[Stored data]
——————————

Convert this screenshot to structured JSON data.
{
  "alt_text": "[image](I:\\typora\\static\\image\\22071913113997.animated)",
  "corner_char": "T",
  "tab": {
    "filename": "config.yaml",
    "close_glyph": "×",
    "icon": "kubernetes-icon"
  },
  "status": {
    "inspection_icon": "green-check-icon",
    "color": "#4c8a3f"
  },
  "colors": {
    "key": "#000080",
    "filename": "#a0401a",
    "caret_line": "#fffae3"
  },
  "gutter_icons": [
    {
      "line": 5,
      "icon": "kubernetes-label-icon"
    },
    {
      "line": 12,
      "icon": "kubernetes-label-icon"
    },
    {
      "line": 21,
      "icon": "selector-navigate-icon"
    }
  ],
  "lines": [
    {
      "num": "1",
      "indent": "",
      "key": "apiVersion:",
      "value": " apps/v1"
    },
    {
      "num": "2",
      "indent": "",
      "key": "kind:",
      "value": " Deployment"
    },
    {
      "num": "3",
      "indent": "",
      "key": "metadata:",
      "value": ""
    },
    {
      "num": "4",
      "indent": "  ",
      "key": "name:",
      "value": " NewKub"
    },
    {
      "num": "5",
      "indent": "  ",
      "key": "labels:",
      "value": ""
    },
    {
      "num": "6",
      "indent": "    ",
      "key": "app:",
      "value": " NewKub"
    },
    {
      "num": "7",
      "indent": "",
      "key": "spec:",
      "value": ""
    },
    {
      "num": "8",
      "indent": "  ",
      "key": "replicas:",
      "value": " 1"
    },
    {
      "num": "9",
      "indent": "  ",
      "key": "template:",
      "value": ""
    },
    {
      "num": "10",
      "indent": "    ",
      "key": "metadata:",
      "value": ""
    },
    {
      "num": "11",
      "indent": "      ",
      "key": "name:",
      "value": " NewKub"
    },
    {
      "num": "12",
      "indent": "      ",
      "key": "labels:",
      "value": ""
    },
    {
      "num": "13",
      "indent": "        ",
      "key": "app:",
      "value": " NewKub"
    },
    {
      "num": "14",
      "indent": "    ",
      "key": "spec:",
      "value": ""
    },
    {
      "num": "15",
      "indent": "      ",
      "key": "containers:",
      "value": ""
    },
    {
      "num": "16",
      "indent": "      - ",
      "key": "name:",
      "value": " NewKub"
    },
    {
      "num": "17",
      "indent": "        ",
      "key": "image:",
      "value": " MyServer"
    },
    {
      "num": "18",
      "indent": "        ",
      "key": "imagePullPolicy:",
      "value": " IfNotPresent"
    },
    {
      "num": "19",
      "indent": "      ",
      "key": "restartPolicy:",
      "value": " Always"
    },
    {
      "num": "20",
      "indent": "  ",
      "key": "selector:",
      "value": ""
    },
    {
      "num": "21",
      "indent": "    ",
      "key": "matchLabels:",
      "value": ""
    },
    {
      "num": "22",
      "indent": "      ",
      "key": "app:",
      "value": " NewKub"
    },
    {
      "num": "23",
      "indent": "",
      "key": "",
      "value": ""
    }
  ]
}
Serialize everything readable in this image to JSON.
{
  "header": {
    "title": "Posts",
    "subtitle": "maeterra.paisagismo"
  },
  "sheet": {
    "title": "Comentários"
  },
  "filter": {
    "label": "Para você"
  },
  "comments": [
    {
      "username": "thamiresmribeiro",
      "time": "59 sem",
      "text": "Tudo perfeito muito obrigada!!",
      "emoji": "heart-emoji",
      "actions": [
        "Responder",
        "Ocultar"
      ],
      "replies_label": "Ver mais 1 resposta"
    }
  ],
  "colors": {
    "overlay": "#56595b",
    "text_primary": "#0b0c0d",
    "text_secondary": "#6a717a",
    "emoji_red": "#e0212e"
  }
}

——————————

◆ **PROMPT**: Repeat the whole listing exactly, keeping every line intact.

◆ **COMPLETED EXERCISE**:
Convert this screenshot to structured JSON data.
{
  "alt_text": "[image](I:\\typora\\static\\image\\22071913113997.animated)",
  "corner_char": "T",
  "tab": {
    "filename": "config.yaml",
    "close_glyph": "×",
    "icon": "kubernetes-icon"
  },
  "status": {
    "inspection_icon": "green-check-icon",
    "color": "#4c8a3f"
  },
  "colors": {
    "key": "#000080",
    "filename": "#a0401a",
    "caret_line": "#fffae3"
  },
  "gutter_icons": [
    {
      "line": 5,
      "icon": "kubernetes-label-icon"
    },
    {
      "line": 12,
      "icon": "kubernetes-label-icon"
    },
    {
      "line": 21,
      "icon": "selector-navigate-icon"
    }
  ],
  "lines": [
    {
      "num": "1",
      "indent": "",
      "key": "apiVersion:",
      "value": " apps/v1"
    },
    {
      "num": "2",
      "indent": "",
      "key": "kind:",
      "value": " Deployment"
    },
    {
      "num": "3",
      "indent": "",
      "key": "metadata:",
      "value": ""
    },
    {
      "num": "4",
      "indent": "  ",
      "key": "name:",
      "value": " NewKub"
    },
    {
      "num": "5",
      "indent": "  ",
      "key": "labels:",
      "value": ""
    },
    {
      "num": "6",
      "indent": "    ",
      "key": "app:",
      "value": " NewKub"
    },
    {
      "num": "7",
      "indent": "",
      "key": "spec:",
      "value": ""
    },
    {
      "num": "8",
      "indent": "  ",
      "key": "replicas:",
      "value": " 1"
    },
    {
      "num": "9",
      "indent": "  ",
      "key": "template:",
      "value": ""
    },
    {
      "num": "10",
      "indent": "    ",
      "key": "metadata:",
      "value": ""
    },
    {
      "num": "11",
      "indent": "      ",
      "key": "name:",
      "value": " NewKub"
    },
    {
      "num": "12",
      "indent": "      ",
      "key": "labels:",
      "value": ""
    },
    {
      "num": "13",
      "indent": "        ",
      "key": "app:",
      "value": " NewKub"
    },
    {
      "num": "14",
      "indent": "    ",
      "key": "spec:",
      "value": ""
    },
    {
      "num": "15",
      "indent": "      ",
      "key": "containers:",
      "value": ""
    },
    {
      "num": "16",
      "indent": "      - ",
      "key": "name:",
      "value": " NewKub"
    },
    {
      "num": "17",
      "indent": "        ",
      "key": "image:",
      "value": " MyServer"
    },
    {
      "num": "18",
      "indent": "        ",
      "key": "imagePullPolicy:",
      "value": " IfNotPresent"
    },
    {
      "num": "19",
      "indent": "      ",
      "key": "restartPolicy:",
      "value": " Always"
    },
    {
      "num": "20",
      "indent": "  ",
      "key": "selector:",
      "value": ""
    },
    {
      "num": "21",
      "indent": "    ",
      "key": "matchLabels:",
      "value": ""
    },
    {
      "num": "22",
      "indent": "      ",
      "key": "app:",
      "value": " NewKub"
    },
    {
      "num": "23",
      "indent": "",
      "key": "",
      "value": ""
    }
  ]
}
Serialize everything readable in this image to JSON.
{
  "header": {
    "title": "Posts",
    "subtitle": "maeterra.paisagismo"
  },
  "sheet": {
    "title": "Comentários"
  },
  "filter": {
    "label": "Para você"
  },
  "comments": [
    {
      "username": "thamiresmribeiro",
      "time": "59 sem",
      "text": "Tudo perfeito muito obrigada!!",
      "emoji": "heart-emoji",
      "actions": [
        "Responder",
        "Ocultar"
      ],
      "replies_label": "Ver mais 1 resposta"
    }
  ],
  "colors": {
    "overlay": "#56595b",
    "text_primary": "#0b0c0d",
    "text_secondary": "#6a717a",
    "emoji_red": "#e0212e"
  }
}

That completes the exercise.